**Aim of the task**
Among the lines below, count those containing the word "Transit". Give the number only.

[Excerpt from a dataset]
------------------------------------

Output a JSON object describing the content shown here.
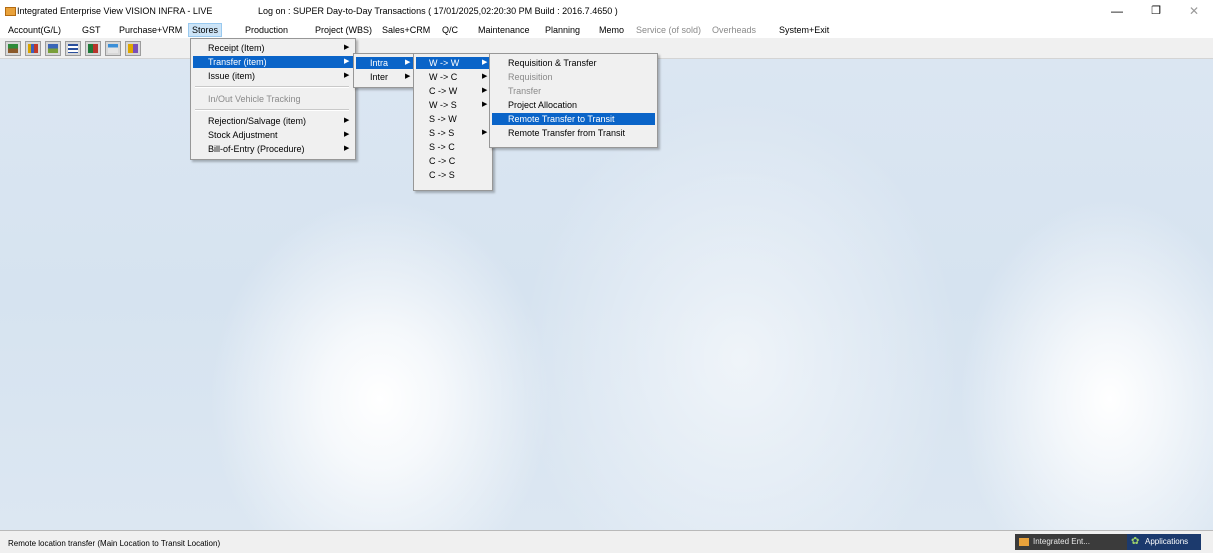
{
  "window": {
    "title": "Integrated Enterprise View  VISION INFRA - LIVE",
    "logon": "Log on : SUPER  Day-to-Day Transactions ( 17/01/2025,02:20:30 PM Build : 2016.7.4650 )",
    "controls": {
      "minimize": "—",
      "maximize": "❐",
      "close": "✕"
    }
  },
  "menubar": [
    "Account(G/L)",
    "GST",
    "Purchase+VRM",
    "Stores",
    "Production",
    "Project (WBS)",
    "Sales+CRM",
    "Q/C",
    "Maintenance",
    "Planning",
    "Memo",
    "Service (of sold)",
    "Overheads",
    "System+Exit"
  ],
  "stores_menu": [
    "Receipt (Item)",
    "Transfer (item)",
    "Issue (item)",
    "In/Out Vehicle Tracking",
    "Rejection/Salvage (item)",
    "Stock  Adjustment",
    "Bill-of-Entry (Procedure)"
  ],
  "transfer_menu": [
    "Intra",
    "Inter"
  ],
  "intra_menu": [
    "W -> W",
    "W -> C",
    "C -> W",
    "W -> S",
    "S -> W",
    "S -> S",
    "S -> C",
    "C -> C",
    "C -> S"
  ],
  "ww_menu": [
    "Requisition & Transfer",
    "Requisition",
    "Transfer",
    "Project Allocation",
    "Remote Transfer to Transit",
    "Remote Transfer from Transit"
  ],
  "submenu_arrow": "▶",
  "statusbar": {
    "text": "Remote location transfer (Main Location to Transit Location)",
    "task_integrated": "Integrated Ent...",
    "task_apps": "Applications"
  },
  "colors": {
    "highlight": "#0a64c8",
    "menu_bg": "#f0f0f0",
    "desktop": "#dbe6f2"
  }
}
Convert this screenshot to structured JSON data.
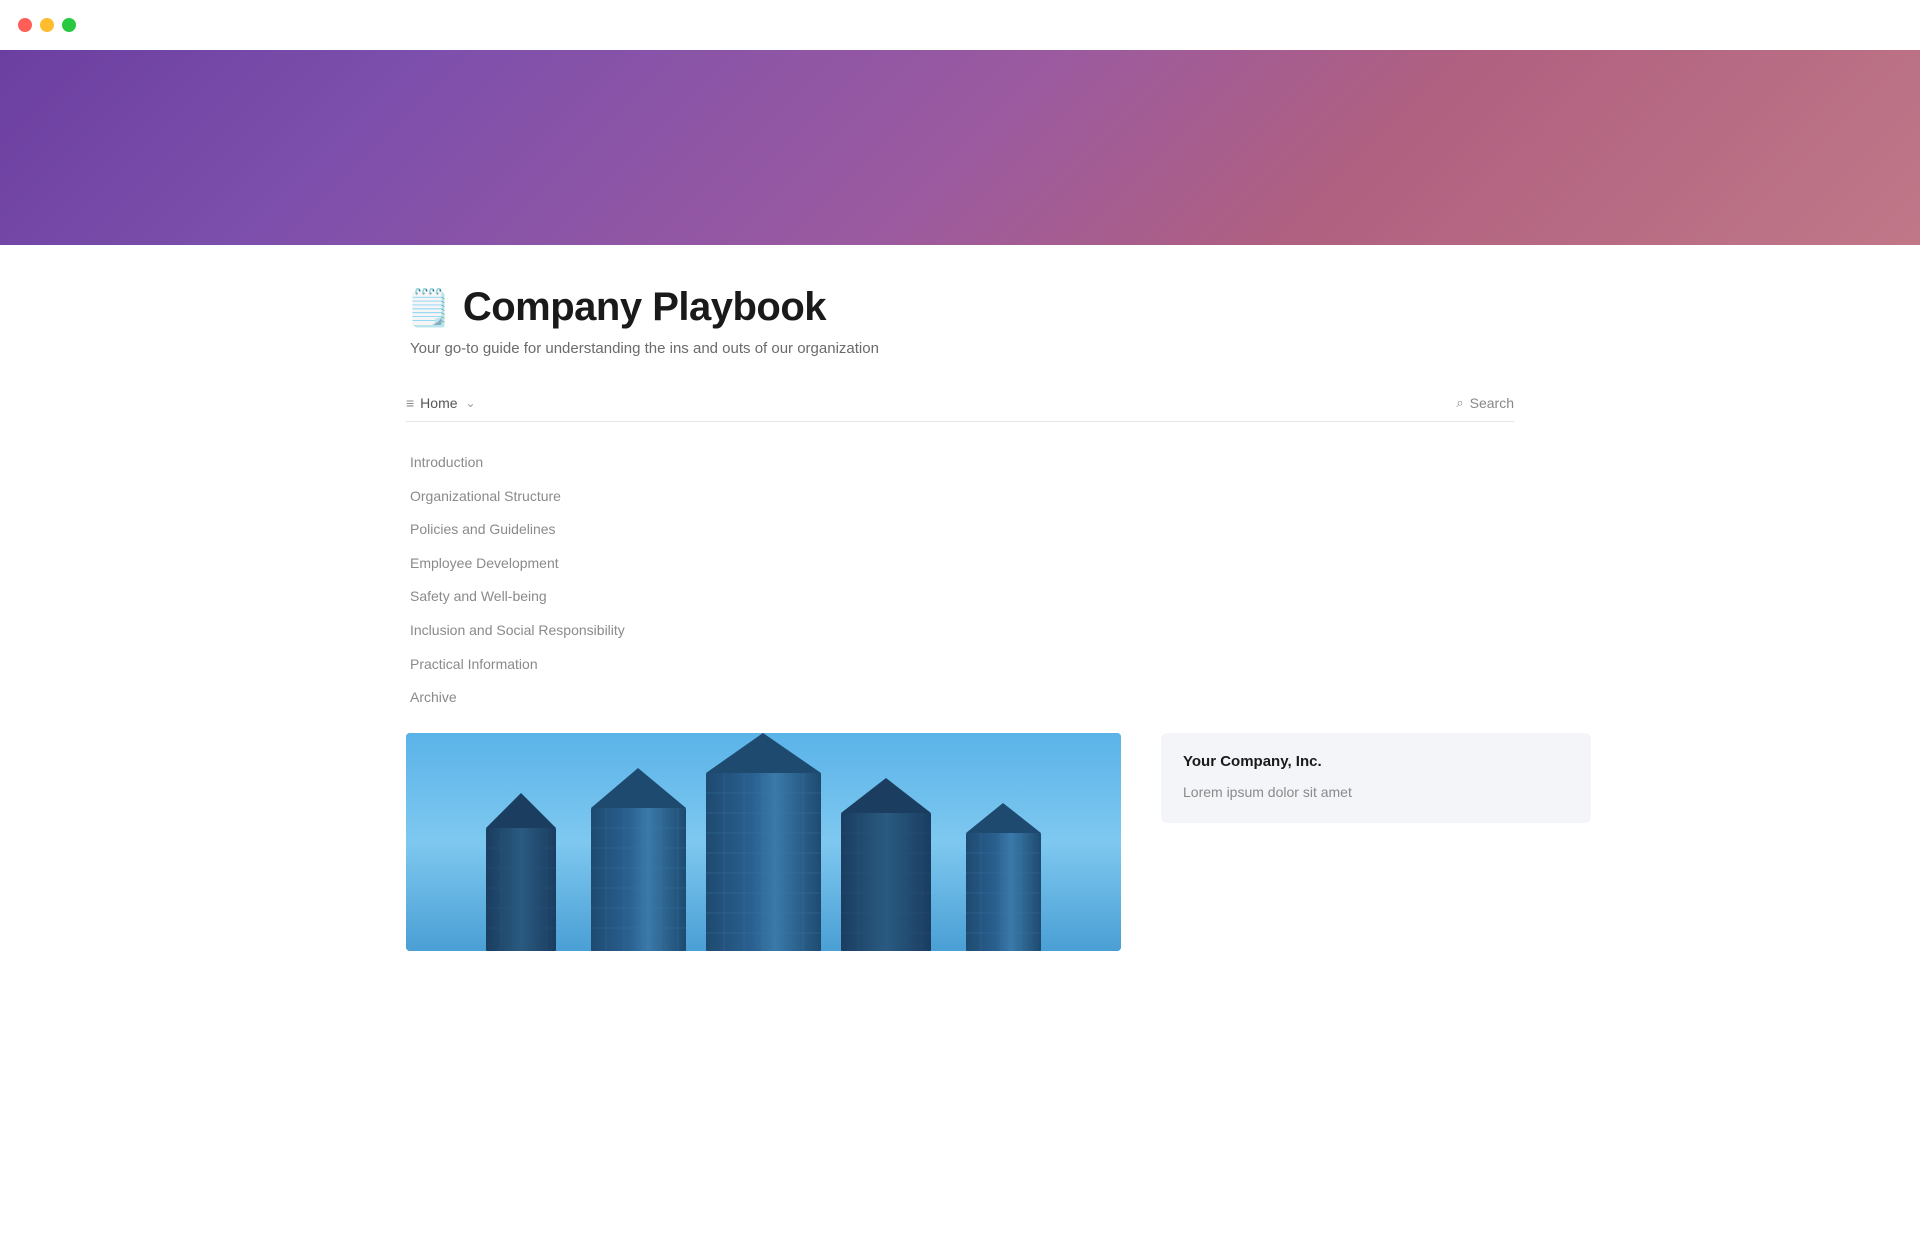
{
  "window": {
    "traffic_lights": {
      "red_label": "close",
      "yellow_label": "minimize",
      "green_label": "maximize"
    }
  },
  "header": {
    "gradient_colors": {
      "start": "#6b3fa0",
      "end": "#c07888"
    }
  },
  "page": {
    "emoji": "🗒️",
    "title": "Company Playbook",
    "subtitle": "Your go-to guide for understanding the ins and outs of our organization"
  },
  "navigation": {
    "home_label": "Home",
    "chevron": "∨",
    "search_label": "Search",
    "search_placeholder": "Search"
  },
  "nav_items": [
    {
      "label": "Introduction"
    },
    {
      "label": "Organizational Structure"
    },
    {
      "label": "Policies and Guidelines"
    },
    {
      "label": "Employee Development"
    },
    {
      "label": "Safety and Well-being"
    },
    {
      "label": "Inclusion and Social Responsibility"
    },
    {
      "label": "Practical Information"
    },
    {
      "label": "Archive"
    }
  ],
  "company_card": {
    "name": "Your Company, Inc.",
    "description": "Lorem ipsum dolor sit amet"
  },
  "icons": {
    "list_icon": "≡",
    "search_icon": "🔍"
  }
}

------------------------------------

**Result below**
3